- **Set problem**
Transcribe each of the records below exactly, excluding all pictures.

- **Data shown**
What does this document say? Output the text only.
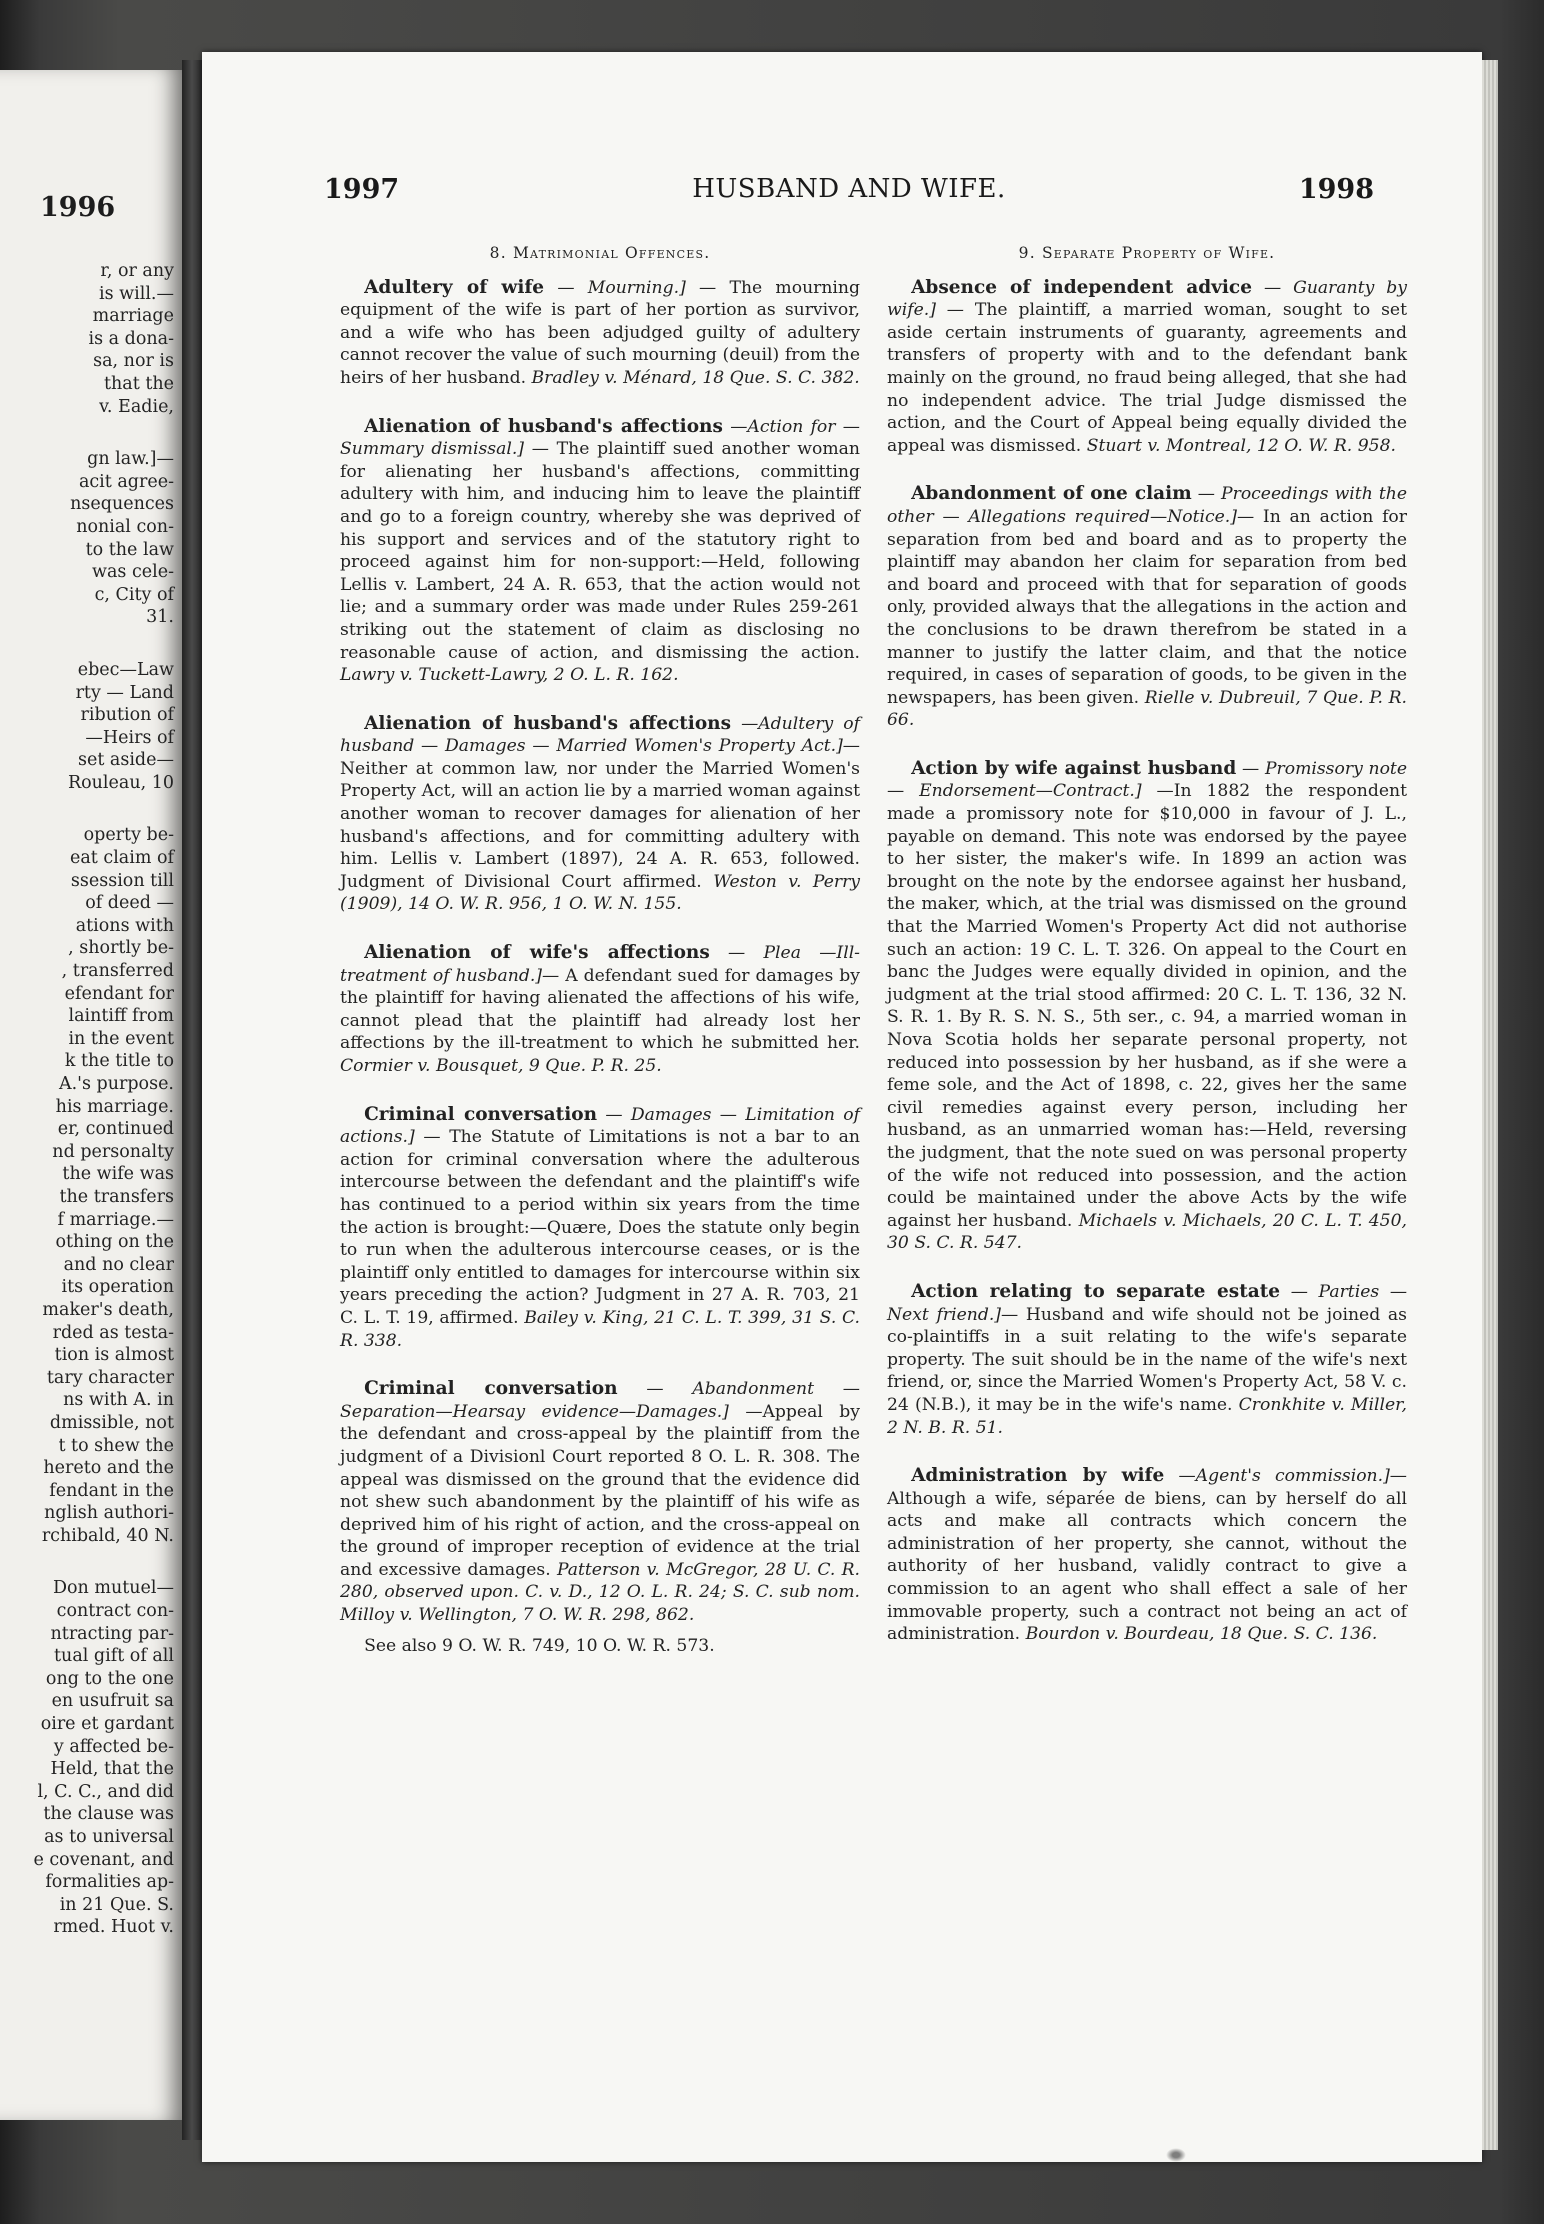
1996
r, or any
is will.—
marriage
is a dona-
sa, nor is
that the
v. Eadie,
gn law.]—
acit agree-
nsequences
nonial con-
to the law
was cele-
c, City of
31.
ebec—Law
rty — Land
ribution of
—Heirs of
set aside—
Rouleau, 10
operty be-
eat claim of
ssession till
of deed —
ations with
, shortly be-
, transferred
efendant for
laintiff from
in the event
k the title to
A.'s purpose.
his marriage.
er, continued
nd personalty
the wife was
the transfers
f marriage.—
othing on the
and no clear
its operation
maker's death,
rded as testa-
tion is almost
tary character
ns with A. in
dmissible, not
t to shew the
hereto and the
fendant in the
nglish authori-
rchibald, 40 N.
Don mutuel—
contract con-
ntracting par-
tual gift of all
ong to the one
en usufruit sa
oire et gardant
y affected be-
Held, that the
l, C. C., and did
the clause was
as to universal
e covenant, and
formalities ap-
in 21 Que. S.
rmed. Huot v.
1997	HUSBAND AND WIFE.	1998
8. Matrimonial Offences.
Adultery of wife — Mourning.] — The mourning equipment of the wife is part of her portion as survivor, and a wife who has been adjudged guilty of adultery cannot recover the value of such mourning (deuil) from the heirs of her husband. Bradley v. Ménard, 18 Que. S. C. 382.
Alienation of husband's affections —Action for — Summary dismissal.] — The plaintiff sued another woman for alienating her husband's affections, committing adultery with him, and inducing him to leave the plaintiff and go to a foreign country, whereby she was deprived of his support and services and of the statutory right to proceed against him for non-support:—Held, following Lellis v. Lambert, 24 A. R. 653, that the action would not lie; and a summary order was made under Rules 259-261 striking out the statement of claim as disclosing no reasonable cause of action, and dismissing the action. Lawry v. Tuckett-Lawry, 2 O. L. R. 162.
Alienation of husband's affections —Adultery of husband — Damages — Married Women's Property Act.]— Neither at common law, nor under the Married Women's Property Act, will an action lie by a married woman against another woman to recover damages for alienation of her husband's affections, and for committing adultery with him. Lellis v. Lambert (1897), 24 A. R. 653, followed. Judgment of Divisional Court affirmed. Weston v. Perry (1909), 14 O. W. R. 956, 1 O. W. N. 155.
Alienation of wife's affections — Plea —Ill-treatment of husband.]— A defendant sued for damages by the plaintiff for having alienated the affections of his wife, cannot plead that the plaintiff had already lost her affections by the ill-treatment to which he submitted her. Cormier v. Bousquet, 9 Que. P. R. 25.
Criminal conversation — Damages — Limitation of actions.] — The Statute of Limitations is not a bar to an action for criminal conversation where the adulterous intercourse between the defendant and the plaintiff's wife has continued to a period within six years from the time the action is brought:—Quære, Does the statute only begin to run when the adulterous intercourse ceases, or is the plaintiff only entitled to damages for intercourse within six years preceding the action? Judgment in 27 A. R. 703, 21 C. L. T. 19, affirmed. Bailey v. King, 21 C. L. T. 399, 31 S. C. R. 338.
Criminal conversation — Abandonment —Separation—Hearsay evidence—Damages.] —Appeal by the defendant and cross-appeal by the plaintiff from the judgment of a Divisionl Court reported 8 O. L. R. 308. The appeal was dismissed on the ground that the evidence did not shew such abandonment by the plaintiff of his wife as deprived him of his right of action, and the cross-appeal on the ground of improper reception of evidence at the trial and excessive damages. Patterson v. McGregor, 28 U. C. R. 280, observed upon. C. v. D., 12 O. L. R. 24; S. C. sub nom. Milloy v. Wellington, 7 O. W. R. 298, 862.
See also 9 O. W. R. 749, 10 O. W. R. 573.
9. Separate Property of Wife.
Absence of independent advice — Guaranty by wife.] — The plaintiff, a married woman, sought to set aside certain instruments of guaranty, agreements and transfers of property with and to the defendant bank mainly on the ground, no fraud being alleged, that she had no independent advice. The trial Judge dismissed the action, and the Court of Appeal being equally divided the appeal was dismissed. Stuart v. Montreal, 12 O. W. R. 958.
Abandonment of one claim — Proceedings with the other — Allegations required—Notice.]— In an action for separation from bed and board and as to property the plaintiff may abandon her claim for separation from bed and board and proceed with that for separation of goods only, provided always that the allegations in the action and the conclusions to be drawn therefrom be stated in a manner to justify the latter claim, and that the notice required, in cases of separation of goods, to be given in the newspapers, has been given. Rielle v. Dubreuil, 7 Que. P. R. 66.
Action by wife against husband — Promissory note — Endorsement—Contract.] —In 1882 the respondent made a promissory note for $10,000 in favour of J. L., payable on demand. This note was endorsed by the payee to her sister, the maker's wife. In 1899 an action was brought on the note by the endorsee against her husband, the maker, which, at the trial was dismissed on the ground that the Married Women's Property Act did not authorise such an action: 19 C. L. T. 326. On appeal to the Court en banc the Judges were equally divided in opinion, and the judgment at the trial stood affirmed: 20 C. L. T. 136, 32 N. S. R. 1. By R. S. N. S., 5th ser., c. 94, a married woman in Nova Scotia holds her separate personal property, not reduced into possession by her husband, as if she were a feme sole, and the Act of 1898, c. 22, gives her the same civil remedies against every person, including her husband, as an unmarried woman has:—Held, reversing the judgment, that the note sued on was personal property of the wife not reduced into possession, and the action could be maintained under the above Acts by the wife against her husband. Michaels v. Michaels, 20 C. L. T. 450, 30 S. C. R. 547.
Action relating to separate estate — Parties — Next friend.]— Husband and wife should not be joined as co-plaintiffs in a suit relating to the wife's separate property. The suit should be in the name of the wife's next friend, or, since the Married Women's Property Act, 58 V. c. 24 (N.B.), it may be in the wife's name. Cronkhite v. Miller, 2 N. B. R. 51.
Administration by wife —Agent's commission.]— Although a wife, séparée de biens, can by herself do all acts and make all contracts which concern the administration of her property, she cannot, without the authority of her husband, validly contract to give a commission to an agent who shall effect a sale of her immovable property, such a contract not being an act of administration. Bourdon v. Bourdeau, 18 Que. S. C. 136.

- **Correct answer**
What does this document say? Output the text only.
1996
r, or any
is will.—
marriage
is a dona-
sa, nor is
that the
v. Eadie,
gn law.]—
acit agree-
nsequences
nonial con-
to the law
was cele-
c, City of
31.
ebec—Law
rty — Land
ribution of
—Heirs of
set aside—
Rouleau, 10
operty be-
eat claim of
ssession till
of deed —
ations with
, shortly be-
, transferred
efendant for
laintiff from
in the event
k the title to
A.'s purpose.
his marriage.
er, continued
nd personalty
the wife was
the transfers
f marriage.—
othing on the
and no clear
its operation
maker's death,
rded as testa-
tion is almost
tary character
ns with A. in
dmissible, not
t to shew the
hereto and the
fendant in the
nglish authori-
rchibald, 40 N.
Don mutuel—
contract con-
ntracting par-
tual gift of all
ong to the one
en usufruit sa
oire et gardant
y affected be-
Held, that the
l, C. C., and did
the clause was
as to universal
e covenant, and
formalities ap-
in 21 Que. S.
rmed. Huot v.
1997	HUSBAND AND WIFE.	1998
8. Matrimonial Offences.
Adultery of wife — Mourning.] — The mourning equipment of the wife is part of her portion as survivor, and a wife who has been adjudged guilty of adultery cannot recover the value of such mourning (deuil) from the heirs of her husband. Bradley v. Ménard, 18 Que. S. C. 382.
Alienation of husband's affections —Action for — Summary dismissal.] — The plaintiff sued another woman for alienating her husband's affections, committing adultery with him, and inducing him to leave the plaintiff and go to a foreign country, whereby she was deprived of his support and services and of the statutory right to proceed against him for non-support:—Held, following Lellis v. Lambert, 24 A. R. 653, that the action would not lie; and a summary order was made under Rules 259-261 striking out the statement of claim as disclosing no reasonable cause of action, and dismissing the action. Lawry v. Tuckett-Lawry, 2 O. L. R. 162.
Alienation of husband's affections —Adultery of husband — Damages — Married Women's Property Act.]— Neither at common law, nor under the Married Women's Property Act, will an action lie by a married woman against another woman to recover damages for alienation of her husband's affections, and for committing adultery with him. Lellis v. Lambert (1897), 24 A. R. 653, followed. Judgment of Divisional Court affirmed. Weston v. Perry (1909), 14 O. W. R. 956, 1 O. W. N. 155.
Alienation of wife's affections — Plea —Ill-treatment of husband.]— A defendant sued for damages by the plaintiff for having alienated the affections of his wife, cannot plead that the plaintiff had already lost her affections by the ill-treatment to which he submitted her. Cormier v. Bousquet, 9 Que. P. R. 25.
Criminal conversation — Damages — Limitation of actions.] — The Statute of Limitations is not a bar to an action for criminal conversation where the adulterous intercourse between the defendant and the plaintiff's wife has continued to a period within six years from the time the action is brought:—Quære, Does the statute only begin to run when the adulterous intercourse ceases, or is the plaintiff only entitled to damages for intercourse within six years preceding the action? Judgment in 27 A. R. 703, 21 C. L. T. 19, affirmed. Bailey v. King, 21 C. L. T. 399, 31 S. C. R. 338.
Criminal conversation — Abandonment —Separation—Hearsay evidence—Damages.] —Appeal by the defendant and cross-appeal by the plaintiff from the judgment of a Divisionl Court reported 8 O. L. R. 308. The appeal was dismissed on the ground that the evidence did not shew such abandonment by the plaintiff of his wife as deprived him of his right of action, and the cross-appeal on the ground of improper reception of evidence at the trial and excessive damages. Patterson v. McGregor, 28 U. C. R. 280, observed upon. C. v. D., 12 O. L. R. 24; S. C. sub nom. Milloy v. Wellington, 7 O. W. R. 298, 862.
See also 9 O. W. R. 749, 10 O. W. R. 573.
9. Separate Property of Wife.
Absence of independent advice — Guaranty by wife.] — The plaintiff, a married woman, sought to set aside certain instruments of guaranty, agreements and transfers of property with and to the defendant bank mainly on the ground, no fraud being alleged, that she had no independent advice. The trial Judge dismissed the action, and the Court of Appeal being equally divided the appeal was dismissed. Stuart v. Montreal, 12 O. W. R. 958.
Abandonment of one claim — Proceedings with the other — Allegations required—Notice.]— In an action for separation from bed and board and as to property the plaintiff may abandon her claim for separation from bed and board and proceed with that for separation of goods only, provided always that the allegations in the action and the conclusions to be drawn therefrom be stated in a manner to justify the latter claim, and that the notice required, in cases of separation of goods, to be given in the newspapers, has been given. Rielle v. Dubreuil, 7 Que. P. R. 66.
Action by wife against husband — Promissory note — Endorsement—Contract.] —In 1882 the respondent made a promissory note for $10,000 in favour of J. L., payable on demand. This note was endorsed by the payee to her sister, the maker's wife. In 1899 an action was brought on the note by the endorsee against her husband, the maker, which, at the trial was dismissed on the ground that the Married Women's Property Act did not authorise such an action: 19 C. L. T. 326. On appeal to the Court en banc the Judges were equally divided in opinion, and the judgment at the trial stood affirmed: 20 C. L. T. 136, 32 N. S. R. 1. By R. S. N. S., 5th ser., c. 94, a married woman in Nova Scotia holds her separate personal property, not reduced into possession by her husband, as if she were a feme sole, and the Act of 1898, c. 22, gives her the same civil remedies against every person, including her husband, as an unmarried woman has:—Held, reversing the judgment, that the note sued on was personal property of the wife not reduced into possession, and the action could be maintained under the above Acts by the wife against her husband. Michaels v. Michaels, 20 C. L. T. 450, 30 S. C. R. 547.
Action relating to separate estate — Parties — Next friend.]— Husband and wife should not be joined as co-plaintiffs in a suit relating to the wife's separate property. The suit should be in the name of the wife's next friend, or, since the Married Women's Property Act, 58 V. c. 24 (N.B.), it may be in the wife's name. Cronkhite v. Miller, 2 N. B. R. 51.
Administration by wife —Agent's commission.]— Although a wife, séparée de biens, can by herself do all acts and make all contracts which concern the administration of her property, she cannot, without the authority of her husband, validly contract to give a commission to an agent who shall effect a sale of her immovable property, such a contract not being an act of administration. Bourdon v. Bourdeau, 18 Que. S. C. 136.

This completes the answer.